Work instructions - Identify the lines bearing the string "title" and gather them.

Rows from a figure dataset -
-- -- --

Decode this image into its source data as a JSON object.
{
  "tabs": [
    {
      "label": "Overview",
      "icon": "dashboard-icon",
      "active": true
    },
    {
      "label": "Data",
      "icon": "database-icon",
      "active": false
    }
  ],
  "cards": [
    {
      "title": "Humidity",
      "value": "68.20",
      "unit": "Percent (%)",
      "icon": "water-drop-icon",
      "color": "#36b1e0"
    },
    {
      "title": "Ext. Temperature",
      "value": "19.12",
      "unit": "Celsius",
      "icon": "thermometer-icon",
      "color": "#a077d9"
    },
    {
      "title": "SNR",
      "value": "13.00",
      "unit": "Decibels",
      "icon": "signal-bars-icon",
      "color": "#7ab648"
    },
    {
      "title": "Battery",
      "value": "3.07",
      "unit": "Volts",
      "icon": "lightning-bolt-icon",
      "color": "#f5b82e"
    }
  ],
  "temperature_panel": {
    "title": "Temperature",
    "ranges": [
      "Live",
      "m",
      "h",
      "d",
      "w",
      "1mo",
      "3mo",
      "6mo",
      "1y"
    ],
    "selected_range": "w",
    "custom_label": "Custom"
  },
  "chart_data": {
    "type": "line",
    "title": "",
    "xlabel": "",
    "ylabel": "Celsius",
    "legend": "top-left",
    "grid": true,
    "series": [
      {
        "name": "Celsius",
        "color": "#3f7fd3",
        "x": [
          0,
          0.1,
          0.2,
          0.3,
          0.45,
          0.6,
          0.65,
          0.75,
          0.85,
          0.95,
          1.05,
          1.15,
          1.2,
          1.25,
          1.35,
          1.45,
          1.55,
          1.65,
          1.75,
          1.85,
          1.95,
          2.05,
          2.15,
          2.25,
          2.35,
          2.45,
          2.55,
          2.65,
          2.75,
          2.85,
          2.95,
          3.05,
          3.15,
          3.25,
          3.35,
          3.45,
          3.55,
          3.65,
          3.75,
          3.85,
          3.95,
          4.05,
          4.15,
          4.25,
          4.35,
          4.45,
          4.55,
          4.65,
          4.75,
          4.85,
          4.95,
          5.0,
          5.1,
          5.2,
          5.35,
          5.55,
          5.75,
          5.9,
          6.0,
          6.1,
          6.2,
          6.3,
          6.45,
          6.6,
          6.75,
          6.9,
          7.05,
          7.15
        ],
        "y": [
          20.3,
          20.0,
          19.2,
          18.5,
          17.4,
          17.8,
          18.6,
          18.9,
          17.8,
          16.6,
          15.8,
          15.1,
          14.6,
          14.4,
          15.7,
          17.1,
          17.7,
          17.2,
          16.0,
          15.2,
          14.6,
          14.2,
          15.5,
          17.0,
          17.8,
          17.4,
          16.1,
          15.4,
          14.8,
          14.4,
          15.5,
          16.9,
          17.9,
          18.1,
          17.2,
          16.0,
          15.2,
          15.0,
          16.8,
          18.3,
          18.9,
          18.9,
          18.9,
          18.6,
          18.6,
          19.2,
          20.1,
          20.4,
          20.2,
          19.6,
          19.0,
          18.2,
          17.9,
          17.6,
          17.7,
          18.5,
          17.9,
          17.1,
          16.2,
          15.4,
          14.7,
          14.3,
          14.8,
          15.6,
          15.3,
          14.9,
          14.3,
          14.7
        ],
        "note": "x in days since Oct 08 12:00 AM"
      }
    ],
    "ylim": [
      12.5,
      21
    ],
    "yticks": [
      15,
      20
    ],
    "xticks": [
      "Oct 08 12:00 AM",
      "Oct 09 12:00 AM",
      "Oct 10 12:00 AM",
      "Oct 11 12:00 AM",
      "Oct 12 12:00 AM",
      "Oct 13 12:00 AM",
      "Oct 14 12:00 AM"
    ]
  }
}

-- -- --

Task output -
      "title": "Humidity",
      "title": "Ext. Temperature",
      "title": "SNR",
      "title": "Battery",
    "title": "Temperature",
    "title": "",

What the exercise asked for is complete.